Saved entries:
__________

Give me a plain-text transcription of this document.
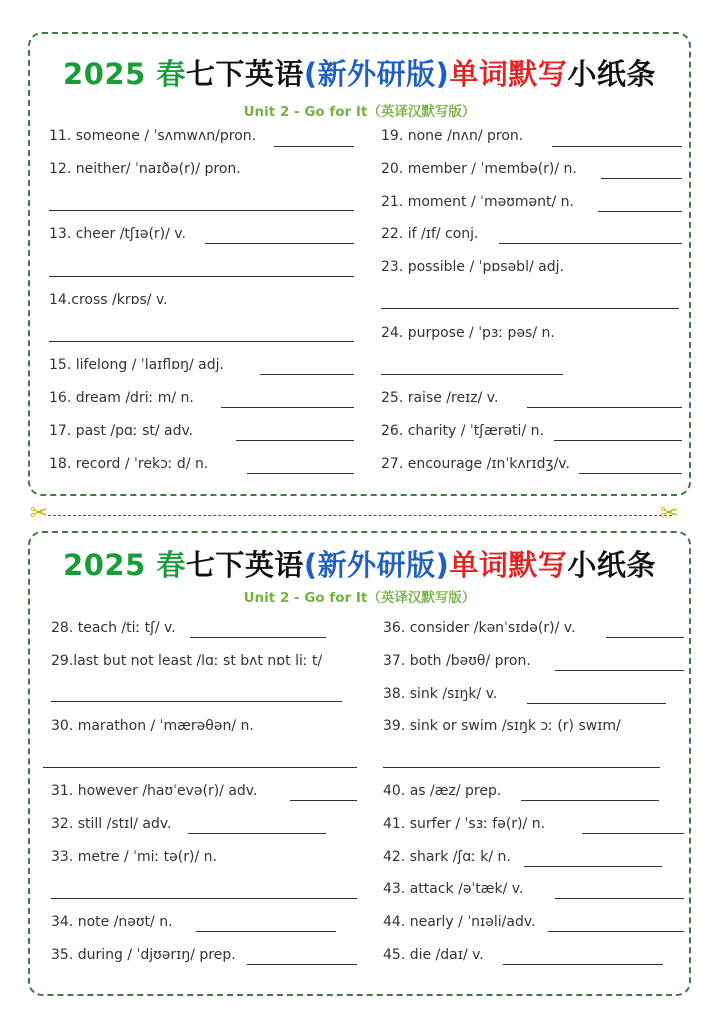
2025 春七下英语(新外研版)单词默写小纸条
Unit 2 - Go for It（英译汉默写版）
11. someone / ˈsʌmwʌn/pron.
12. neither/ ˈnaɪðə(r)/ pron.
13. cheer /tʃɪə(r)/ v.
14.cross /krɒs/ v.
15. lifelong / ˈlaɪflɒŋ/ adj.
16. dream /driː m/ n.
17. past /pɑː st/ adv.
18. record / ˈrekɔː d/ n.
19. none /nʌn/ pron.
20. member / ˈmembə(r)/ n.
21. moment / ˈməʊmənt/ n.
22. if /ɪf/ conj.
23. possible / ˈpɒsəbl/ adj.
24. purpose / ˈpɜː pəs/ n.
25. raise /reɪz/ v.
26. charity / ˈtʃærəti/ n.
27. encourage /ɪnˈkʌrɪdʒ/v.
✂	✂
2025 春七下英语(新外研版)单词默写小纸条
Unit 2 - Go for It（英译汉默写版）
28. teach /tiː tʃ/ v.
29.last but not least /lɑː st bʌt nɒt liː t/
30. marathon / ˈmærəθən/ n.
31. however /haʊˈevə(r)/ adv.
32. still /stɪl/ adv.
33. metre / ˈmiː tə(r)/ n.
34. note /nəʊt/ n.
35. during / ˈdjʊərɪŋ/ prep.
36. consider /kənˈsɪdə(r)/ v.
37. both /bəʊθ/ pron.
38. sink /sɪŋk/ v.
39. sink or swim /sɪŋk ɔː (r) swɪm/
40. as /æz/ prep.
41. surfer / ˈsɜː fə(r)/ n.
42. shark /ʃɑː k/ n.
43. attack /əˈtæk/ v.
44. nearly / ˈnɪəli/adv.
45. die /daɪ/ v.
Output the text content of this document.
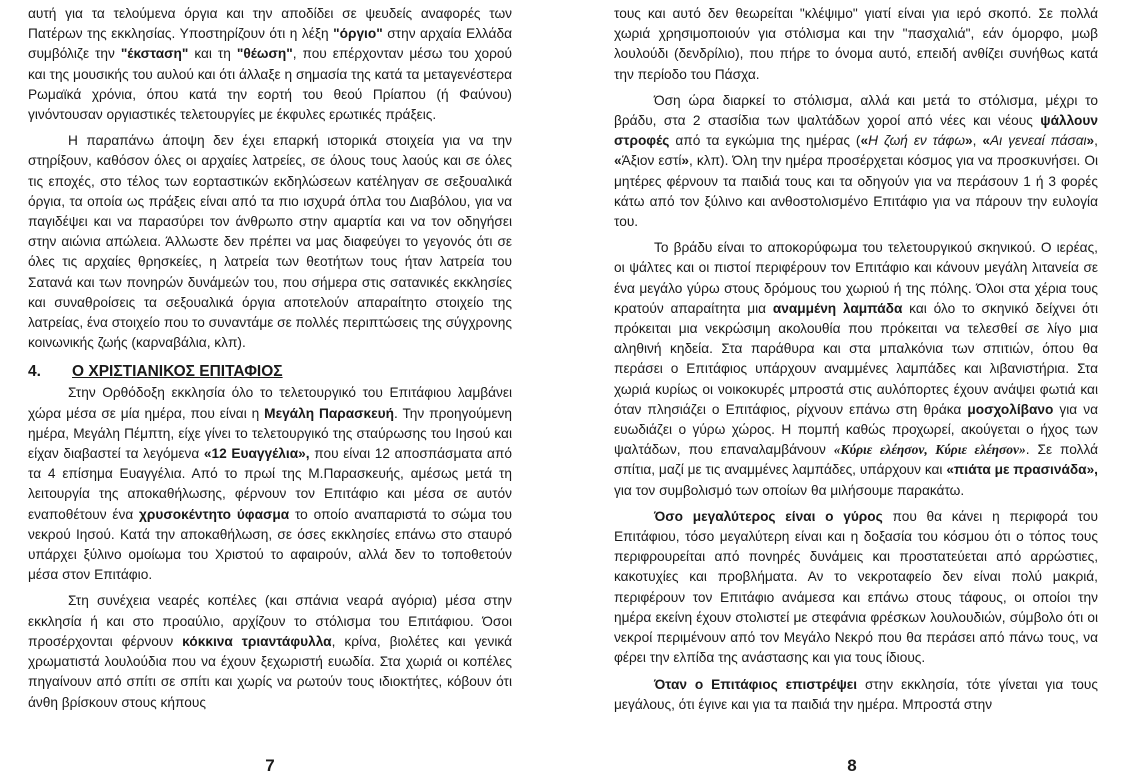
αυτή για τα τελούμενα όργια και την αποδίδει σε ψευδείς αναφορές των Πατέρων της εκκλησίας. Υποστηρίζουν ότι η λέξη "όργιο" στην αρχαία Ελλάδα συμβόλιζε την "έκσταση" και τη "θέωση", που επέρχονταν μέσω του χορού και της μουσικής του αυλού και ότι άλλαξε η σημασία της κατά τα μεταγενέστερα Ρωμαϊκά χρόνια, όπου κατά την εορτή του θεού Πρίαπου (ή Φαύνου) γινόντουσαν οργιαστικές τελετουργίες με έκφυλες ερωτικές πράξεις.

Η παραπάνω άποψη δεν έχει επαρκή ιστορικά στοιχεία για να την στηρίξουν, καθόσον όλες οι αρχαίες λατρείες, σε όλους τους λαούς και σε όλες τις εποχές, στο τέλος των εορταστικών εκδηλώσεων κατέληγαν σε σεξουαλικά όργια, τα οποία ως πράξεις είναι από τα πιο ισχυρά όπλα του Διαβόλου, για να παγιδέψει και να παρασύρει τον άνθρωπο στην αμαρτία και να τον οδηγήσει στην αιώνια απώλεια. Άλλωστε δεν πρέπει να μας διαφεύγει το γεγονός ότι σε όλες τις αρχαίες θρησκείες, η λατρεία των θεοτήτων τους ήταν λατρεία του Σατανά και των πονηρών δυνάμεών του, που σήμερα στις σατανικές εκκλησίες και συναθροίσεις τα σεξουαλικά όργια αποτελούν απαραίτητο στοιχείο της λατρείας, ένα στοιχείο που το συναντάμε σε πολλές περιπτώσεις της σύγχρονης κοινωνικής ζωής (καρναβάλια, κλπ).

4. Ο ΧΡΙΣΤΙΑΝΙΚΟΣ ΕΠΙΤΑΦΙΟΣ

Στην Ορθόδοξη εκκλησία όλο το τελετουργικό του Επιτάφιου λαμβάνει χώρα μέσα σε μία ημέρα, που είναι η Μεγάλη Παρασκευή. Την προηγούμενη ημέρα, Μεγάλη Πέμπτη, είχε γίνει το τελετουργικό της σταύρωσης του Ιησού και είχαν διαβαστεί τα λεγόμενα «12 Ευαγγέλια», που είναι 12 αποσπάσματα από τα 4 επίσημα Ευαγγέλια. Από το πρωί της Μ.Παρασκευής, αμέσως μετά τη λειτουργία της αποκαθήλωσης, φέρνουν τον Επιτάφιο και μέσα σε αυτόν εναποθέτουν ένα χρυσοκέντητο ύφασμα το οποίο αναπαριστά το σώμα του νεκρού Ιησού. Κατά την αποκαθήλωση, σε όσες εκκλησίες επάνω στο σταυρό υπάρχει ξύλινο ομοίωμα του Χριστού το αφαιρούν, αλλά δεν το τοποθετούν μέσα στον Επιτάφιο.

Στη συνέχεια νεαρές κοπέλες (και σπάνια νεαρά αγόρια) μέσα στην εκκλησία ή και στο προαύλιο, αρχίζουν το στόλισμα του Επιτάφιου. Όσοι προσέρχονται φέρνουν κόκκινα τριαντάφυλλα, κρίνα, βιολέτες και γενικά χρωματιστά λουλούδια που να έχουν ξεχωριστή ευωδία. Στα χωριά οι κοπέλες πηγαίνουν από σπίτι σε σπίτι και χωρίς να ρωτούν τους ιδιοκτήτες, κόβουν ότι άνθη βρίσκουν στους κήπους

7

τους και αυτό δεν θεωρείται "κλέψιμο" γιατί είναι για ιερό σκοπό. Σε πολλά χωριά χρησιμοποιούν για στόλισμα και την "πασχαλιά", εάν όμορφο, μωβ λουλούδι (δενδρίλιο), που πήρε το όνομα αυτό, επειδή ανθίζει συνήθως κατά την περίοδο του Πάσχα.

Όση ώρα διαρκεί το στόλισμα, αλλά και μετά το στόλισμα, μέχρι το βράδυ, στα 2 στασίδια των ψαλτάδων χοροί από νέες και νέους ψάλλουν στροφές από τα εγκώμια της ημέρας («Η ζωή εν τάφω», «Αι γενεαί πάσαι», «Άξιον εστί», κλπ). Όλη την ημέρα προσέρχεται κόσμος για να προσκυνήσει. Οι μητέρες φέρνουν τα παιδιά τους και τα οδηγούν για να περάσουν 1 ή 3 φορές κάτω από τον ξύλινο και ανθοστολισμένο Επιτάφιο για να πάρουν την ευλογία του.

Το βράδυ είναι το αποκορύφωμα του τελετουργικού σκηνικού. Ο ιερέας, οι ψάλτες και οι πιστοί περιφέρουν τον Επιτάφιο και κάνουν μεγάλη λιτανεία σε ένα μεγάλο γύρω στους δρόμους του χωριού ή της πόλης. Όλοι στα χέρια τους κρατούν απαραίτητα μια αναμμένη λαμπάδα και όλο το σκηνικό δείχνει ότι πρόκειται μια νεκρώσιμη ακολουθία που πρόκειται να τελεσθεί σε λίγο μια αληθινή κηδεία. Στα παράθυρα και στα μπαλκόνια των σπιτιών, όπου θα περάσει ο Επιτάφιος υπάρχουν αναμμένες λαμπάδες και λιβανιστήρια. Στα χωριά κυρίως οι νοικοκυρές μπροστά στις αυλόπορτες έχουν ανάψει φωτιά και όταν πλησιάζει ο Επιτάφιος, ρίχνουν επάνω στη θράκα μοσχολίβανο για να ευωδιάζει ο γύρω χώρος. Η πομπή καθώς προχωρεί, ακούγεται ο ήχος των ψαλτάδων, που επαναλαμβάνουν «Κύριε ελέησον, Κύριε ελέησον». Σε πολλά σπίτια, μαζί με τις αναμμένες λαμπάδες, υπάρχουν και «πιάτα με πρασινάδα», για τον συμβολισμό των οποίων θα μιλήσουμε παρακάτω.

Όσο μεγαλύτερος είναι ο γύρος που θα κάνει η περιφορά του Επιτάφιου, τόσο μεγαλύτερη είναι και η δοξασία του κόσμου ότι ο τόπος τους περιφρουρείται από πονηρές δυνάμεις και προστατεύεται από αρρώστιες, κακοτυχίες και προβλήματα. Αν το νεκροταφείο δεν είναι πολύ μακριά, περιφέρουν τον Επιτάφιο ανάμεσα και επάνω στους τάφους, οι οποίοι την ημέρα εκείνη έχουν στολιστεί με στεφάνια φρέσκων λουλουδιών, σύμβολο ότι οι νεκροί περιμένουν από τον Μεγάλο Νεκρό που θα περάσει από πάνω τους, να φέρει την ελπίδα της ανάστασης και για τους ίδιους.

Όταν ο Επιτάφιος επιστρέψει στην εκκλησία, τότε γίνεται για τους μεγάλους, ότι έγινε και για τα παιδιά την ημέρα. Μπροστά στην

8
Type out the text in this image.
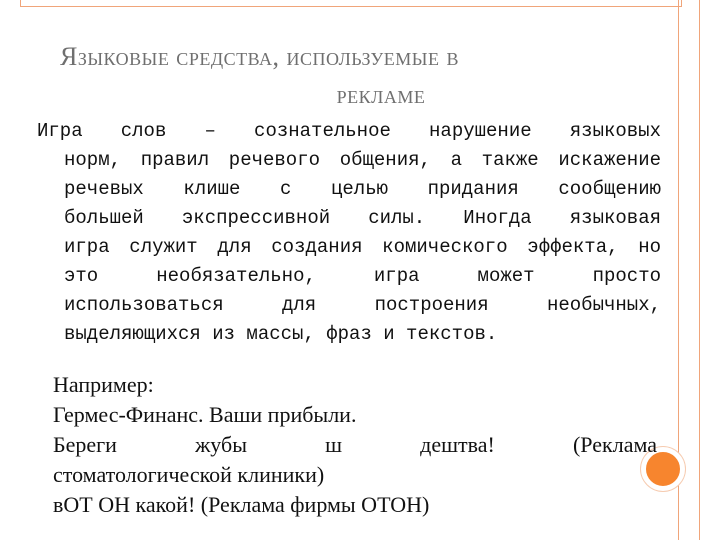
Языковые средства, используемые в
рекламе
Игра слов – сознательное нарушение языковых
норм, правил речевого общения, а также искажение
речевых клише с целью придания сообщению
большей экспрессивной силы. Иногда языковая
игра служит для создания комического эффекта, но
это необязательно, игра может просто
использоваться для построения необычных,
выделяющихся из массы, фраз и текстов.
Например:
Гермес-Финанс. Ваши прибыли.
Береги жубы ш дештва! (Реклама
стоматологической клиники)
вОТ ОН какой! (Реклама фирмы ОТОН)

__________

**TASK TO COMPLETE**
Write down exactly the lines running from the line with "Type out the text in this image." through the end of the material, both ends included, and none of the pictures.

**SOLUTION FOR THIS TASK**
Type out the text in this image.
Языковые средства, используемые в
рекламе
Игра слов – сознательное нарушение языковых
норм, правил речевого общения, а также искажение
речевых клише с целью придания сообщению
большей экспрессивной силы. Иногда языковая
игра служит для создания комического эффекта, но
это необязательно, игра может просто
использоваться для построения необычных,
выделяющихся из массы, фраз и текстов.
Например:
Гермес-Финанс. Ваши прибыли.
Береги жубы ш дештва! (Реклама
стоматологической клиники)
вОТ ОН какой! (Реклама фирмы ОТОН)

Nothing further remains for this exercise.